Bolton, on the same panel as Rice, argued that the time was ripe for military action against Iran.
“I think the regime is weaker than at any point since the 1979 revolution,” Bolton said. “But I think we will never have an opportunity this good to remove not just the nuclear program but the Iranian support for terrorism, which dates back to 1979 when they seized our embassy employees and it went downhill from there.”
Bolton outlined several ways in which Iranians are dissatisfied with the regime, including economic stagnation and state of women’s rights in the country.
“The answer is regime change. But in the meantime, we want to make sure that there aren’t any even possible successful efforts by Iran to do something with what they have,” Bolton said.
Turning to Israel’s war in Gaza, all members of the panel argued that Israel needed to shift its strategy to successfully eliminate Hamas. Bolton said that, despite successfully degrading the terror group’s organizational structure, Israel had not successfully fulfilled all of its war goals, which include eliminating Hamas and securing the release of all the hostages.
Bolton argued that an additional objective of the war should be to “provide a better future for the Palestinians without Hamas in their lives. The only way you can achieve all four of these is … by going in and conducting a comprehensive civil military counterinsurgency campaign. You clear every building floor room and block all the tunnel entrances, let the people that belong there back in with biometric ID cards, and then you have an entry control point to the rest of Gaza. With security, anything is possible.”

→ Short task 1:
In the excerpt on Bolton's panel remarks, what year does Bolton say Iranian support for terrorism dates back to, and what event does he tie to it?
→ Short task 2:
Using the excerpt on Bolton's panel remarks, explain why Bolton considers the time ripe for military action against Iran.
The entries after this point have no connection to the excerpt on Bolton's panel remarks.

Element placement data
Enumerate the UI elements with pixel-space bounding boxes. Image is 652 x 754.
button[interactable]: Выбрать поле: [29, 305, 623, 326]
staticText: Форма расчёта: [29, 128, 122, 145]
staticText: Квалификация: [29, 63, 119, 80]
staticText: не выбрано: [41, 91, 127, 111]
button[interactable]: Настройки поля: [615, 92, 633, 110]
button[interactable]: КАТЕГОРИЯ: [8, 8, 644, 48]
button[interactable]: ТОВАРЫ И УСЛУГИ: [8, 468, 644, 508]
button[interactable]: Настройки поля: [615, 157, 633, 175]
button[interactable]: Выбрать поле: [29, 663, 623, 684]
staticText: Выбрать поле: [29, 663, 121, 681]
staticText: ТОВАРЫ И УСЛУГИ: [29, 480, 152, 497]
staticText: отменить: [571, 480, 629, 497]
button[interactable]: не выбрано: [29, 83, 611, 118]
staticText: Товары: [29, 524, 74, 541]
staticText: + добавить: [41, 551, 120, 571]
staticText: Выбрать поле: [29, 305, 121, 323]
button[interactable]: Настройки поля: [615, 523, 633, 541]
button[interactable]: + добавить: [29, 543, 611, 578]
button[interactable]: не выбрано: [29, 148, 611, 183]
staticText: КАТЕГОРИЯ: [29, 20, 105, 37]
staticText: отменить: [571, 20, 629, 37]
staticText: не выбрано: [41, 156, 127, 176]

→ Full output 1:
He dates it to 1979, when Iran seized what he calls "our embassy employees."

→ Full output 2:
Bolton believes the Iranian regime is weaker than at any point since the 1979 revolution. He says there will never be an opportunity this good to remove both the nuclear program and Iran's support for terrorism.